#### [TASK PROMPT]
Scan the data. Collect each line that contains the word "must".

+ + + + +

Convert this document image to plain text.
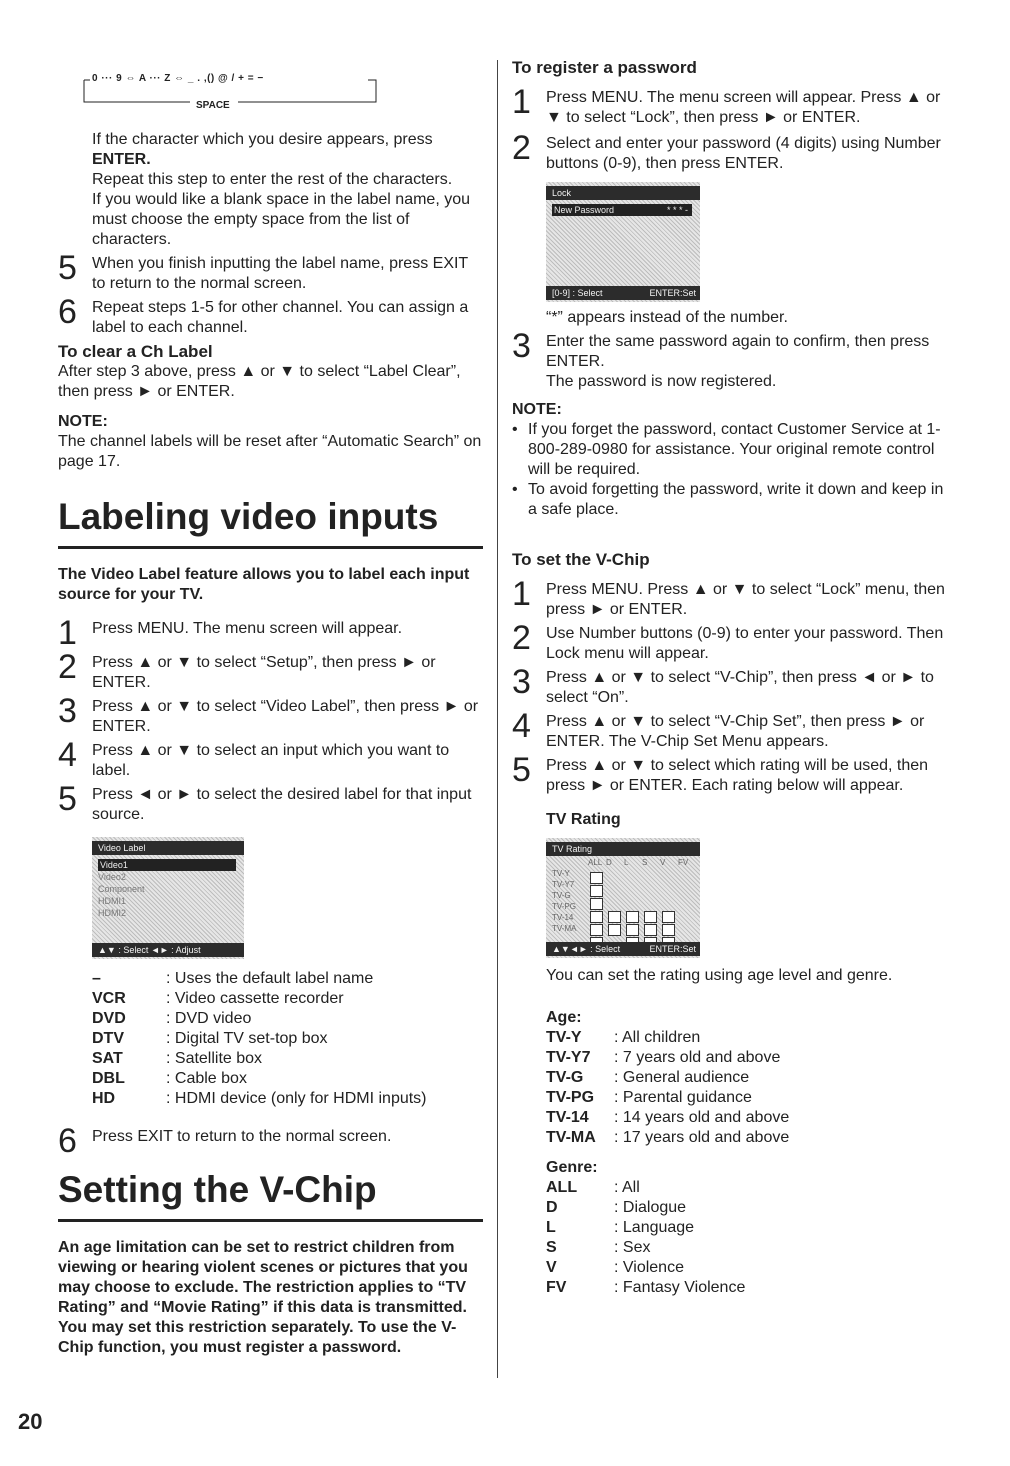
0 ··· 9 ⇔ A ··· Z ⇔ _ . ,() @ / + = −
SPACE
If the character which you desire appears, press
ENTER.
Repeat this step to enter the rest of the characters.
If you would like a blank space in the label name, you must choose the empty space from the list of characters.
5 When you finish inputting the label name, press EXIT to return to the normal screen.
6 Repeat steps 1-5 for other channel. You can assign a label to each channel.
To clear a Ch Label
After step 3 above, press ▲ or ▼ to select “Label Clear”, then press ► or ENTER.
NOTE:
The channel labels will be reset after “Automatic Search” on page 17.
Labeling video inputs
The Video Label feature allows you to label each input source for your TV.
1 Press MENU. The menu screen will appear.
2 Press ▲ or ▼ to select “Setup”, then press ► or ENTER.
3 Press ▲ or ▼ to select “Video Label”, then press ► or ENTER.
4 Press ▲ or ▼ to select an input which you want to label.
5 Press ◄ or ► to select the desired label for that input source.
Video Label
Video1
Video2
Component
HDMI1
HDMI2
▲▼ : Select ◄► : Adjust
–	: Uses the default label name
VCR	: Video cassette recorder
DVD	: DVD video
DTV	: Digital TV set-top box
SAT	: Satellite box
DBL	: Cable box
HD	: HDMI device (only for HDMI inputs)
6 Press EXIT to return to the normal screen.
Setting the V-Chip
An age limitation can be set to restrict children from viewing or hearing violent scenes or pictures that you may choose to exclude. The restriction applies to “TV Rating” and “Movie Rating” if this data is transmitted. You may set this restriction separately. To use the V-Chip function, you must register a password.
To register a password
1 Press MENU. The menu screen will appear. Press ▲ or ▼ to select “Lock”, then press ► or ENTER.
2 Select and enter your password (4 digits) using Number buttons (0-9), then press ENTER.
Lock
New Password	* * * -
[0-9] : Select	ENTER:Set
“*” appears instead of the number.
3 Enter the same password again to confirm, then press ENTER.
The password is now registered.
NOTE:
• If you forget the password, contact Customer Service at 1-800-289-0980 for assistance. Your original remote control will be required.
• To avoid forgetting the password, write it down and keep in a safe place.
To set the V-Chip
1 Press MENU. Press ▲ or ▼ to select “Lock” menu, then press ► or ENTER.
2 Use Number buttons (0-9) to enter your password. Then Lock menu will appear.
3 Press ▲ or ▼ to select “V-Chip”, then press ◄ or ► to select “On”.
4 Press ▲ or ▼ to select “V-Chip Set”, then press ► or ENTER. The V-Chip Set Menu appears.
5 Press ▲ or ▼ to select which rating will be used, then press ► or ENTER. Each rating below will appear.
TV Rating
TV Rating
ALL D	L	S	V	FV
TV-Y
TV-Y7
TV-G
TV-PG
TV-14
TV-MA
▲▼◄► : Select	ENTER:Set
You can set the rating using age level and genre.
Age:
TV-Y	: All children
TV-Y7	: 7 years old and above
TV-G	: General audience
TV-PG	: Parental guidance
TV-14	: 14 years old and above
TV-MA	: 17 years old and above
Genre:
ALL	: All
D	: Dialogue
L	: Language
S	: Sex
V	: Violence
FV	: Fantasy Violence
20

+ + + + +

#### [RESPONSE]
If you would like a blank space in the label name, you must choose the empty space from the list of characters.
An age limitation can be set to restrict children from viewing or hearing violent scenes or pictures that you may choose to exclude. The restriction applies to “TV Rating” and “Movie Rating” if this data is transmitted. You may set this restriction separately. To use the V-Chip function, you must register a password.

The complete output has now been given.